Return each line of the records with nothing changed, pictures excepted.
* * *
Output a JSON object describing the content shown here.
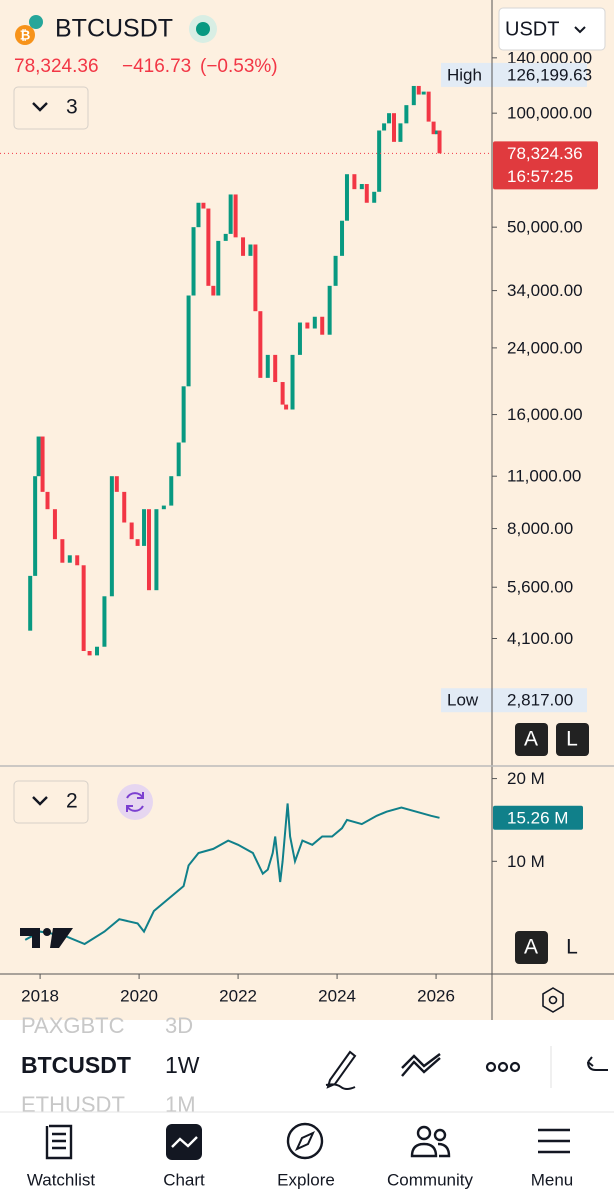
{
  "header": {
    "symbol": "BTCUSDT",
    "price": "78,324.36",
    "change": "−416.73",
    "change_pct": "(−0.53%)",
    "currency": "USDT",
    "indicators_main": "3",
    "indicators_sub": "2"
  },
  "chart_data": [
    {
      "type": "candlestick",
      "log_scale": true,
      "color_up": "#089981",
      "color_down": "#f23645",
      "x": [
        2017.7,
        2017.8,
        2017.9,
        2017.97,
        2018.05,
        2018.15,
        2018.3,
        2018.45,
        2018.6,
        2018.75,
        2018.88,
        2019.0,
        2019.15,
        2019.3,
        2019.45,
        2019.55,
        2019.7,
        2019.85,
        2019.97,
        2020.1,
        2020.2,
        2020.35,
        2020.5,
        2020.65,
        2020.8,
        2020.9,
        2021.0,
        2021.1,
        2021.2,
        2021.3,
        2021.4,
        2021.5,
        2021.6,
        2021.75,
        2021.85,
        2021.95,
        2022.1,
        2022.25,
        2022.35,
        2022.45,
        2022.6,
        2022.75,
        2022.9,
        2022.97,
        2023.1,
        2023.25,
        2023.4,
        2023.55,
        2023.7,
        2023.85,
        2023.97,
        2024.1,
        2024.2,
        2024.35,
        2024.5,
        2024.6,
        2024.75,
        2024.85,
        2024.95,
        2025.05,
        2025.15,
        2025.28,
        2025.4,
        2025.55,
        2025.65,
        2025.75,
        2025.85,
        2025.95,
        2026.02,
        2026.07
      ],
      "values": [
        4300,
        6000,
        11000,
        14000,
        10000,
        9000,
        7500,
        6500,
        6800,
        6400,
        3800,
        3700,
        3900,
        5300,
        11000,
        10000,
        8300,
        7500,
        7200,
        9000,
        5500,
        9000,
        9200,
        11000,
        13500,
        19000,
        33000,
        50000,
        58000,
        56000,
        35000,
        33000,
        46000,
        48000,
        61000,
        47000,
        42000,
        45000,
        30000,
        20000,
        23000,
        19500,
        17000,
        16500,
        23000,
        28000,
        27000,
        29000,
        26000,
        35000,
        42000,
        52000,
        69000,
        63000,
        65000,
        58000,
        62000,
        90000,
        94000,
        100000,
        84000,
        94000,
        105000,
        118000,
        112000,
        114000,
        95000,
        88000,
        90000,
        78324.36
      ],
      "xlim": [
        2017.19,
        2027.13
      ],
      "xticks": [
        2018,
        2020,
        2022,
        2024,
        2026
      ],
      "ylim": [
        1900,
        199000
      ],
      "yticks": [
        {
          "value": 140000,
          "label": "140,000.00"
        },
        {
          "value": 100000,
          "label": "100,000.00"
        },
        {
          "value": 50000,
          "label": "50,000.00"
        },
        {
          "value": 34000,
          "label": "34,000.00"
        },
        {
          "value": 24000,
          "label": "24,000.00"
        },
        {
          "value": 16000,
          "label": "16,000.00"
        },
        {
          "value": 11000,
          "label": "11,000.00"
        },
        {
          "value": 8000,
          "label": "8,000.00"
        },
        {
          "value": 5600,
          "label": "5,600.00"
        },
        {
          "value": 4100,
          "label": "4,100.00"
        }
      ],
      "high": {
        "name": "High",
        "value": 126199.63,
        "label": "126,199.63"
      },
      "low": {
        "name": "Low",
        "value": 2817,
        "label": "2,817.00"
      },
      "last": {
        "value": 78324.36,
        "label": "78,324.36",
        "countdown": "16:57:25"
      }
    },
    {
      "type": "line",
      "color": "#10808a",
      "x": [
        2017.7,
        2018.0,
        2018.5,
        2018.9,
        2019.3,
        2019.6,
        2019.97,
        2020.1,
        2020.3,
        2020.6,
        2020.9,
        2021.0,
        2021.2,
        2021.5,
        2021.8,
        2022.0,
        2022.3,
        2022.5,
        2022.6,
        2022.7,
        2022.75,
        2022.85,
        2022.9,
        2023.0,
        2023.05,
        2023.15,
        2023.3,
        2023.5,
        2023.7,
        2023.9,
        2024.1,
        2024.2,
        2024.5,
        2024.8,
        2025.0,
        2025.3,
        2025.6,
        2025.9,
        2026.07
      ],
      "values": [
        0.5,
        1.5,
        1.0,
        0,
        1.5,
        3.0,
        2.5,
        1.5,
        4,
        5.5,
        7,
        9.5,
        11,
        11.5,
        12.5,
        12,
        11,
        8.5,
        9,
        11,
        13,
        7.5,
        10,
        17,
        13,
        10,
        12.5,
        12,
        13,
        13,
        14,
        15,
        14.5,
        15.5,
        16,
        16.5,
        16,
        15.5,
        15.26
      ],
      "xlim": [
        2017.19,
        2027.13
      ],
      "ylim": [
        -3.5,
        21.4
      ],
      "yticks": [
        {
          "value": 20,
          "label": "20 M"
        },
        {
          "value": 10,
          "label": "10 M"
        }
      ],
      "last": {
        "value": 15.26,
        "label": "15.26 M"
      }
    }
  ],
  "toolbar": {
    "rows": [
      {
        "symbol": "PAXGBTC",
        "interval": "3D"
      },
      {
        "symbol": "BTCUSDT",
        "interval": "1W"
      },
      {
        "symbol": "ETHUSDT",
        "interval": "1M"
      }
    ]
  },
  "scale_buttons": [
    "A",
    "L"
  ],
  "nav": [
    "Watchlist",
    "Chart",
    "Explore",
    "Community",
    "Menu"
  ]
}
* * *
Reply to the exercise
Output a JSON object describing the content shown here.
{
  "header": {
    "symbol": "BTCUSDT",
    "price": "78,324.36",
    "change": "−416.73",
    "change_pct": "(−0.53%)",
    "currency": "USDT",
    "indicators_main": "3",
    "indicators_sub": "2"
  },
  "chart_data": [
    {
      "type": "candlestick",
      "log_scale": true,
      "color_up": "#089981",
      "color_down": "#f23645",
      "x": [
        2017.7,
        2017.8,
        2017.9,
        2017.97,
        2018.05,
        2018.15,
        2018.3,
        2018.45,
        2018.6,
        2018.75,
        2018.88,
        2019.0,
        2019.15,
        2019.3,
        2019.45,
        2019.55,
        2019.7,
        2019.85,
        2019.97,
        2020.1,
        2020.2,
        2020.35,
        2020.5,
        2020.65,
        2020.8,
        2020.9,
        2021.0,
        2021.1,
        2021.2,
        2021.3,
        2021.4,
        2021.5,
        2021.6,
        2021.75,
        2021.85,
        2021.95,
        2022.1,
        2022.25,
        2022.35,
        2022.45,
        2022.6,
        2022.75,
        2022.9,
        2022.97,
        2023.1,
        2023.25,
        2023.4,
        2023.55,
        2023.7,
        2023.85,
        2023.97,
        2024.1,
        2024.2,
        2024.35,
        2024.5,
        2024.6,
        2024.75,
        2024.85,
        2024.95,
        2025.05,
        2025.15,
        2025.28,
        2025.4,
        2025.55,
        2025.65,
        2025.75,
        2025.85,
        2025.95,
        2026.02,
        2026.07
      ],
      "values": [
        4300,
        6000,
        11000,
        14000,
        10000,
        9000,
        7500,
        6500,
        6800,
        6400,
        3800,
        3700,
        3900,
        5300,
        11000,
        10000,
        8300,
        7500,
        7200,
        9000,
        5500,
        9000,
        9200,
        11000,
        13500,
        19000,
        33000,
        50000,
        58000,
        56000,
        35000,
        33000,
        46000,
        48000,
        61000,
        47000,
        42000,
        45000,
        30000,
        20000,
        23000,
        19500,
        17000,
        16500,
        23000,
        28000,
        27000,
        29000,
        26000,
        35000,
        42000,
        52000,
        69000,
        63000,
        65000,
        58000,
        62000,
        90000,
        94000,
        100000,
        84000,
        94000,
        105000,
        118000,
        112000,
        114000,
        95000,
        88000,
        90000,
        78324.36
      ],
      "xlim": [
        2017.19,
        2027.13
      ],
      "xticks": [
        2018,
        2020,
        2022,
        2024,
        2026
      ],
      "ylim": [
        1900,
        199000
      ],
      "yticks": [
        {
          "value": 140000,
          "label": "140,000.00"
        },
        {
          "value": 100000,
          "label": "100,000.00"
        },
        {
          "value": 50000,
          "label": "50,000.00"
        },
        {
          "value": 34000,
          "label": "34,000.00"
        },
        {
          "value": 24000,
          "label": "24,000.00"
        },
        {
          "value": 16000,
          "label": "16,000.00"
        },
        {
          "value": 11000,
          "label": "11,000.00"
        },
        {
          "value": 8000,
          "label": "8,000.00"
        },
        {
          "value": 5600,
          "label": "5,600.00"
        },
        {
          "value": 4100,
          "label": "4,100.00"
        }
      ],
      "high": {
        "name": "High",
        "value": 126199.63,
        "label": "126,199.63"
      },
      "low": {
        "name": "Low",
        "value": 2817,
        "label": "2,817.00"
      },
      "last": {
        "value": 78324.36,
        "label": "78,324.36",
        "countdown": "16:57:25"
      }
    },
    {
      "type": "line",
      "color": "#10808a",
      "x": [
        2017.7,
        2018.0,
        2018.5,
        2018.9,
        2019.3,
        2019.6,
        2019.97,
        2020.1,
        2020.3,
        2020.6,
        2020.9,
        2021.0,
        2021.2,
        2021.5,
        2021.8,
        2022.0,
        2022.3,
        2022.5,
        2022.6,
        2022.7,
        2022.75,
        2022.85,
        2022.9,
        2023.0,
        2023.05,
        2023.15,
        2023.3,
        2023.5,
        2023.7,
        2023.9,
        2024.1,
        2024.2,
        2024.5,
        2024.8,
        2025.0,
        2025.3,
        2025.6,
        2025.9,
        2026.07
      ],
      "values": [
        0.5,
        1.5,
        1.0,
        0,
        1.5,
        3.0,
        2.5,
        1.5,
        4,
        5.5,
        7,
        9.5,
        11,
        11.5,
        12.5,
        12,
        11,
        8.5,
        9,
        11,
        13,
        7.5,
        10,
        17,
        13,
        10,
        12.5,
        12,
        13,
        13,
        14,
        15,
        14.5,
        15.5,
        16,
        16.5,
        16,
        15.5,
        15.26
      ],
      "xlim": [
        2017.19,
        2027.13
      ],
      "ylim": [
        -3.5,
        21.4
      ],
      "yticks": [
        {
          "value": 20,
          "label": "20 M"
        },
        {
          "value": 10,
          "label": "10 M"
        }
      ],
      "last": {
        "value": 15.26,
        "label": "15.26 M"
      }
    }
  ],
  "toolbar": {
    "rows": [
      {
        "symbol": "PAXGBTC",
        "interval": "3D"
      },
      {
        "symbol": "BTCUSDT",
        "interval": "1W"
      },
      {
        "symbol": "ETHUSDT",
        "interval": "1M"
      }
    ]
  },
  "scale_buttons": [
    "A",
    "L"
  ],
  "nav": [
    "Watchlist",
    "Chart",
    "Explore",
    "Community",
    "Menu"
  ]
}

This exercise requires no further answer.